### Task inputs ###

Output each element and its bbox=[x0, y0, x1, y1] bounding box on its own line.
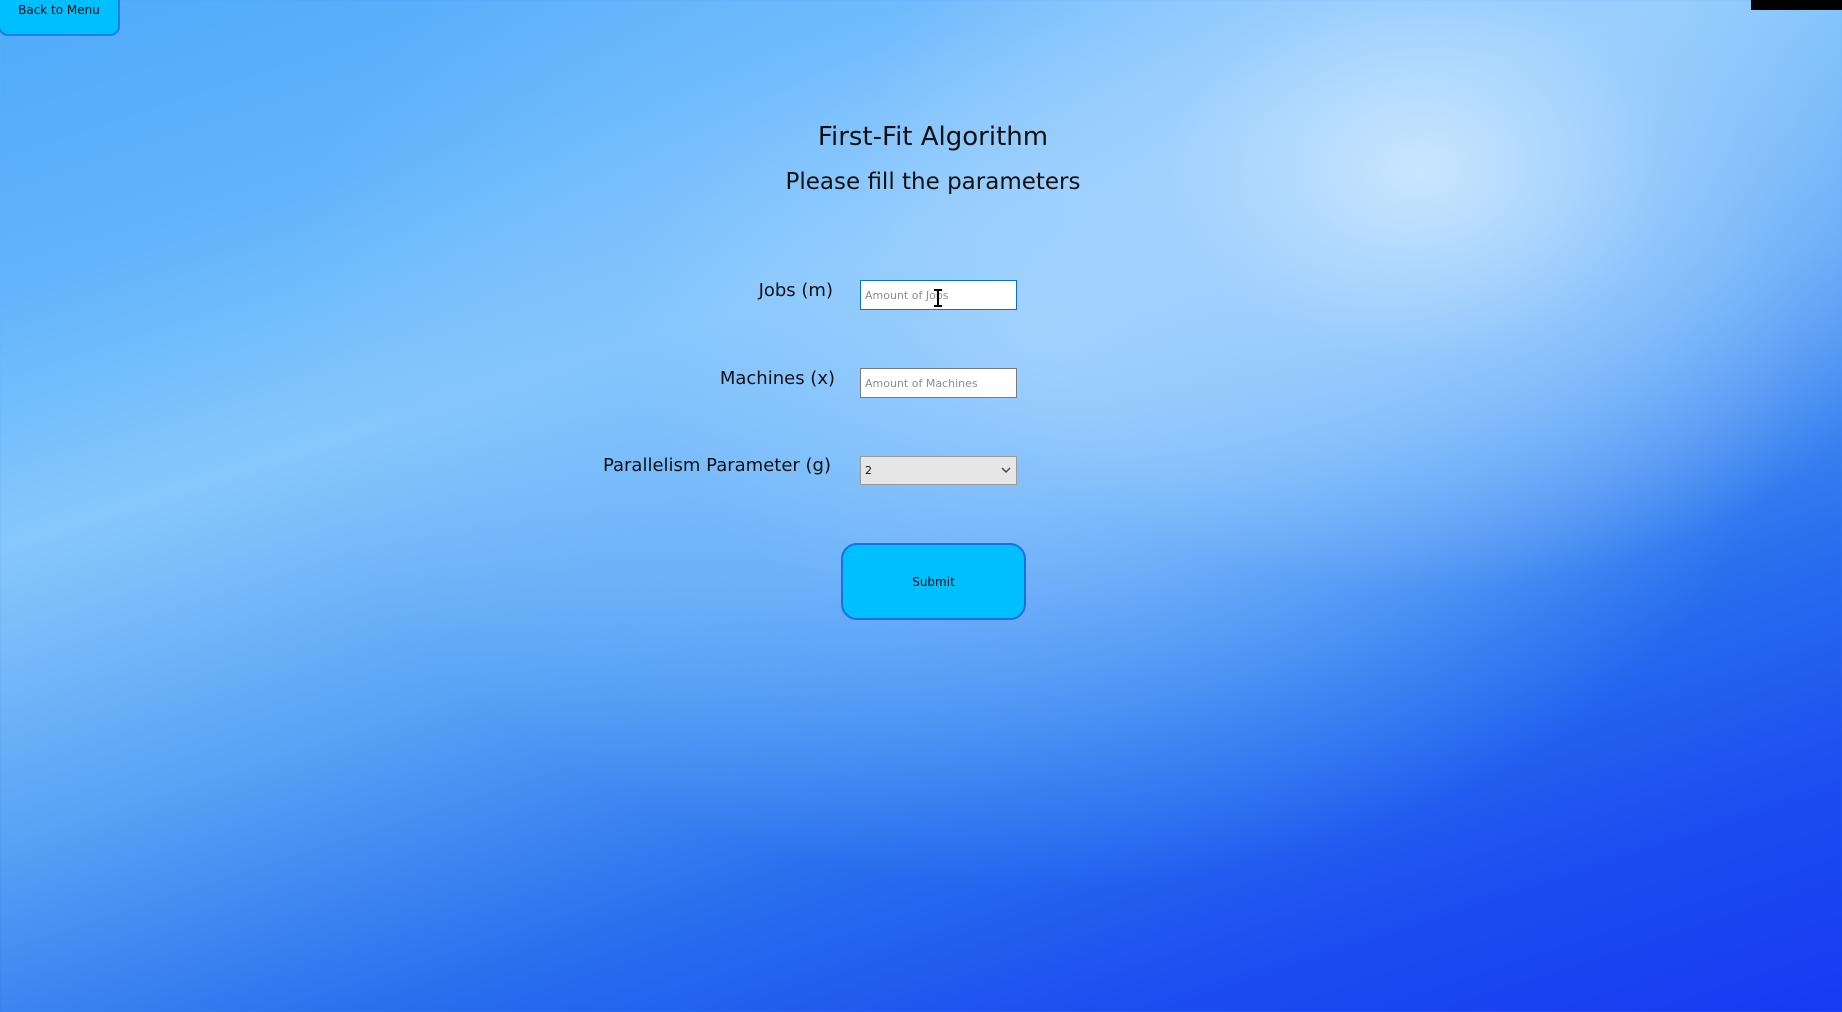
machines-label: Machines (x) bbox=[719, 368, 835, 389]
machines-input[interactable] bbox=[860, 368, 1017, 398]
window-corner-bar bbox=[1751, 0, 1842, 10]
parallelism-select[interactable]: 2 bbox=[860, 456, 1017, 485]
chevron-down-icon bbox=[1001, 467, 1011, 473]
page-subtitle: Please fill the parameters bbox=[785, 169, 1081, 195]
submit-button[interactable]: Submit bbox=[841, 543, 1026, 620]
parallelism-selected-value: 2 bbox=[865, 464, 872, 477]
parallelism-label: Parallelism Parameter (g) bbox=[602, 455, 831, 476]
submit-label: Submit bbox=[912, 574, 955, 589]
page-title: First-Fit Algorithm bbox=[817, 122, 1049, 152]
jobs-label: Jobs (m) bbox=[758, 280, 833, 301]
back-to-menu-button[interactable]: Back to Menu bbox=[0, 0, 120, 36]
back-to-menu-label: Back to Menu bbox=[18, 3, 100, 17]
text-cursor-icon bbox=[934, 289, 942, 307]
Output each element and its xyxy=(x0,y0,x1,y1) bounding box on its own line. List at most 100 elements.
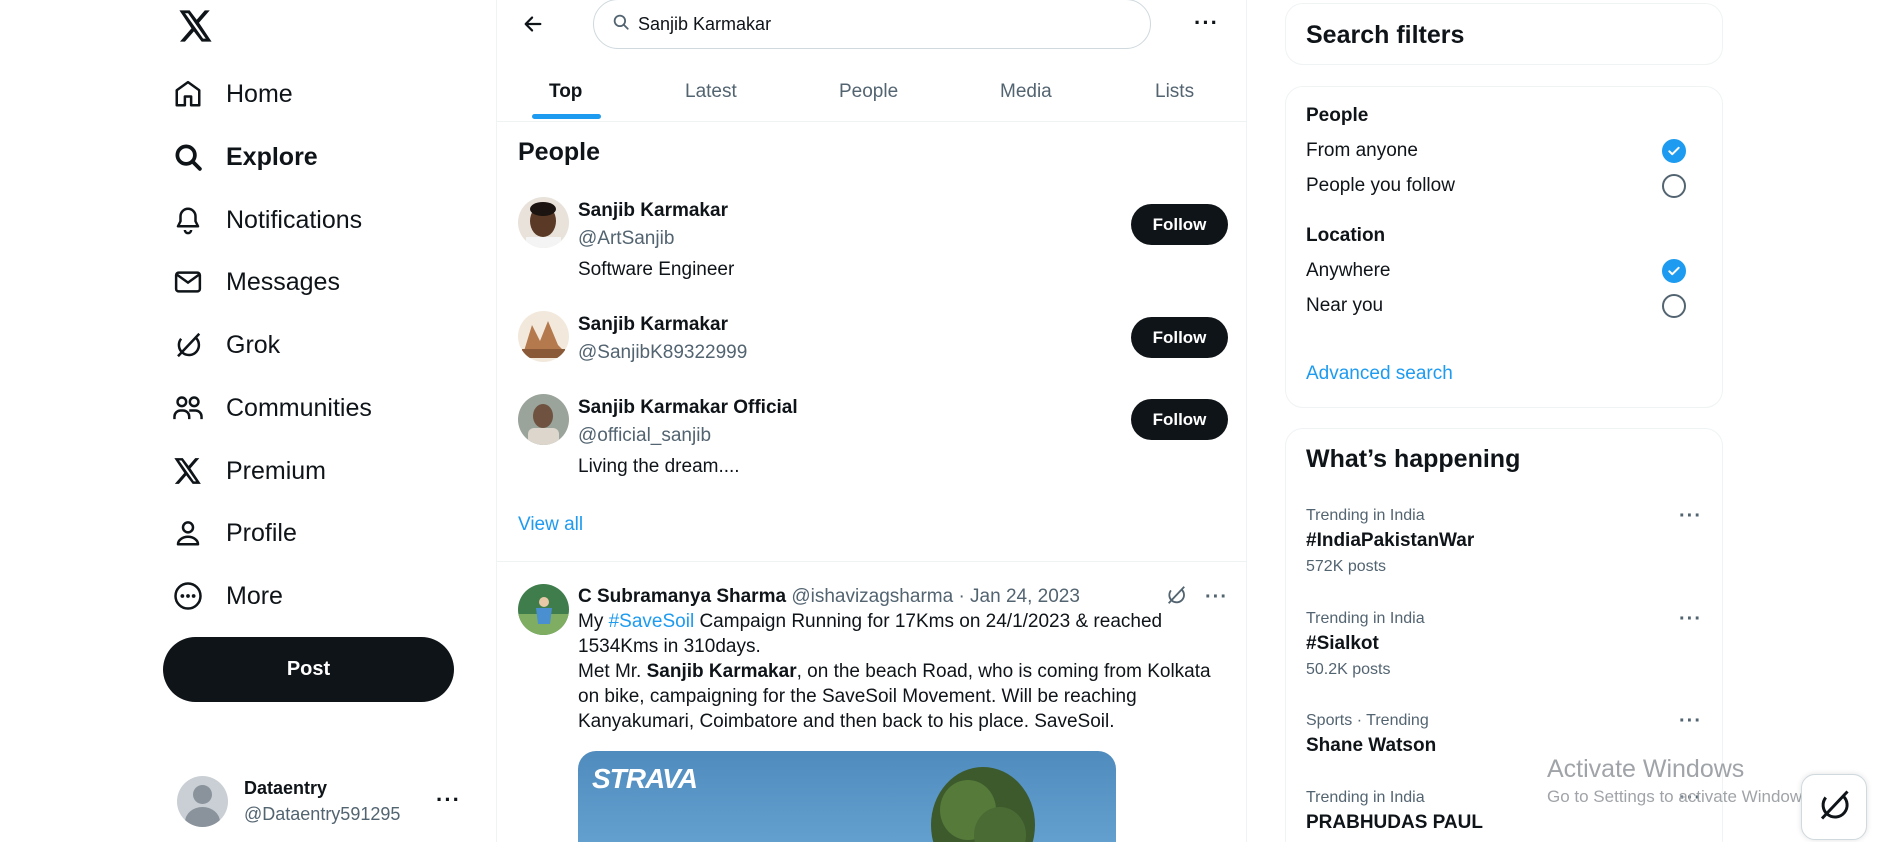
trend-item[interactable]: Trending in India #Sialkot 50.2K posts ·… xyxy=(1306,608,1706,683)
filter-people-heading: People xyxy=(1306,105,1369,126)
nav-grok[interactable]: Grok xyxy=(172,317,280,373)
nav-communities[interactable]: Communities xyxy=(172,380,372,436)
post-button[interactable]: Post xyxy=(163,637,454,702)
advanced-search-link[interactable]: Advanced search xyxy=(1306,363,1453,385)
x-logo-icon xyxy=(172,455,204,487)
account-name: Dataentry xyxy=(244,778,328,798)
tweet-author-handle[interactable]: @ishavizagsharma xyxy=(791,586,953,607)
nav-profile[interactable]: Profile xyxy=(172,505,297,561)
person-name[interactable]: Sanjib Karmakar xyxy=(578,197,734,225)
trend-category: Trending in India xyxy=(1306,610,1425,627)
filter-anywhere[interactable]: Anywhere xyxy=(1306,256,1706,286)
nav-notifications[interactable]: Notifications xyxy=(172,192,362,248)
bell-icon xyxy=(172,204,204,236)
more-horizontal-icon[interactable]: ··· xyxy=(1679,505,1702,528)
filter-from-anyone[interactable]: From anyone xyxy=(1306,136,1706,166)
more-horizontal-icon[interactable]: ··· xyxy=(1194,10,1219,36)
mail-icon xyxy=(172,266,204,298)
view-all-link[interactable]: View all xyxy=(518,514,583,536)
tab-lists[interactable]: Lists xyxy=(1155,62,1194,122)
follow-button[interactable]: Follow xyxy=(1131,399,1228,440)
home-icon xyxy=(172,78,204,110)
back-arrow-icon[interactable] xyxy=(515,6,551,42)
communities-icon xyxy=(172,392,204,424)
radio-unchecked-icon[interactable] xyxy=(1662,174,1686,198)
account-switcher[interactable]: Dataentry @Dataentry591295 ··· xyxy=(177,773,477,829)
trend-category: Sports · Trending xyxy=(1306,712,1429,729)
grok-icon xyxy=(172,329,204,361)
tweet-media-image[interactable]: STRAVA xyxy=(578,751,1116,842)
nav-explore-label: Explore xyxy=(226,142,318,171)
nav-explore[interactable]: Explore xyxy=(172,129,318,185)
avatar[interactable] xyxy=(518,311,569,362)
person-name[interactable]: Sanjib Karmakar xyxy=(578,311,747,339)
trend-item[interactable]: Trending in India #IndiaPakistanWar 572K… xyxy=(1306,505,1706,580)
radio-unchecked-icon[interactable] xyxy=(1662,294,1686,318)
avatar[interactable] xyxy=(518,197,569,248)
watermark-subtitle: Go to Settings to activate Windows. xyxy=(1547,787,1816,806)
tab-media[interactable]: Media xyxy=(1000,62,1052,122)
trend-post-count: 50.2K posts xyxy=(1306,661,1391,678)
tweet-text: My #SaveSoil Campaign Running for 17Kms … xyxy=(578,609,1228,659)
follow-button[interactable]: Follow xyxy=(1131,204,1228,245)
filter-location-heading: Location xyxy=(1306,225,1386,246)
nav-home[interactable]: Home xyxy=(172,66,293,122)
nav-notifications-label: Notifications xyxy=(226,205,363,234)
whats-happening-title: What’s happening xyxy=(1306,445,1521,473)
search-input[interactable] xyxy=(638,13,1118,35)
person-bio: Living the dream.... xyxy=(578,456,740,477)
nav-communities-label: Communities xyxy=(226,393,372,422)
person-bio: Software Engineer xyxy=(578,259,735,280)
search-filters-header: Search filters xyxy=(1285,3,1723,65)
search-icon xyxy=(172,141,204,173)
trend-category: Trending in India xyxy=(1306,507,1425,524)
nav-more[interactable]: More xyxy=(172,568,283,624)
grok-floating-button[interactable] xyxy=(1801,774,1867,840)
nav-messages-label: Messages xyxy=(226,267,340,296)
follow-button[interactable]: Follow xyxy=(1131,317,1228,358)
left-navigation: Home Explore Notifications Messages Grok… xyxy=(0,0,497,842)
tab-latest[interactable]: Latest xyxy=(685,62,737,122)
trend-name: #Sialkot xyxy=(1306,633,1379,654)
person-handle: @SanjibK89322999 xyxy=(578,342,748,363)
nav-grok-label: Grok xyxy=(226,330,281,359)
filter-option-label: Anywhere xyxy=(1306,260,1391,281)
radio-checked-icon[interactable] xyxy=(1662,139,1686,163)
filter-option-label: Near you xyxy=(1306,295,1384,316)
trend-item[interactable]: Sports · Trending Shane Watson ··· xyxy=(1306,710,1706,759)
more-horizontal-icon[interactable]: ··· xyxy=(1679,608,1702,631)
tab-top[interactable]: Top xyxy=(549,62,582,122)
tweet-date[interactable]: · Jan 24, 2023 xyxy=(958,586,1079,607)
filter-option-label: From anyone xyxy=(1306,140,1418,161)
tweet-text: Met Mr. Sanjib Karmakar, on the beach Ro… xyxy=(578,659,1228,734)
nav-more-label: More xyxy=(226,581,283,610)
more-horizontal-icon[interactable]: ··· xyxy=(436,787,461,813)
avatar[interactable] xyxy=(518,584,569,635)
watermark-title: Activate Windows xyxy=(1547,755,1745,783)
avatar[interactable] xyxy=(518,394,569,445)
nav-messages[interactable]: Messages xyxy=(172,254,340,310)
filter-near-you[interactable]: Near you xyxy=(1306,291,1706,321)
strava-logo: STRAVA xyxy=(592,763,698,794)
nav-premium[interactable]: Premium xyxy=(172,443,326,499)
search-results-column: ··· Top Latest People Media Lists People… xyxy=(497,0,1247,842)
tab-people[interactable]: People xyxy=(839,62,898,122)
x-logo-icon[interactable] xyxy=(174,4,218,48)
more-horizontal-icon[interactable]: ··· xyxy=(1205,586,1228,609)
search-icon xyxy=(612,13,630,36)
search-box[interactable] xyxy=(593,0,1151,49)
divider xyxy=(497,561,1246,562)
tweet-author-name[interactable]: C Subramanya Sharma xyxy=(578,586,786,607)
grok-icon[interactable] xyxy=(1165,584,1187,611)
person-name[interactable]: Sanjib Karmakar Official xyxy=(578,394,798,422)
search-filters-title: Search filters xyxy=(1306,21,1465,49)
people-section-title: People xyxy=(518,138,600,166)
account-handle: @Dataentry591295 xyxy=(244,804,401,824)
filter-people-you-follow[interactable]: People you follow xyxy=(1306,171,1706,201)
radio-checked-icon[interactable] xyxy=(1662,259,1686,283)
person-icon xyxy=(172,517,204,549)
hashtag-link[interactable]: #SaveSoil xyxy=(609,611,695,632)
person-handle: @ArtSanjib xyxy=(578,228,675,249)
trend-name: PRABHUDAS PAUL xyxy=(1306,812,1483,833)
more-horizontal-icon[interactable]: ··· xyxy=(1679,710,1702,733)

###

How many rows above contain the string "subtitle", matching case exactly? Reply with the number alone.

2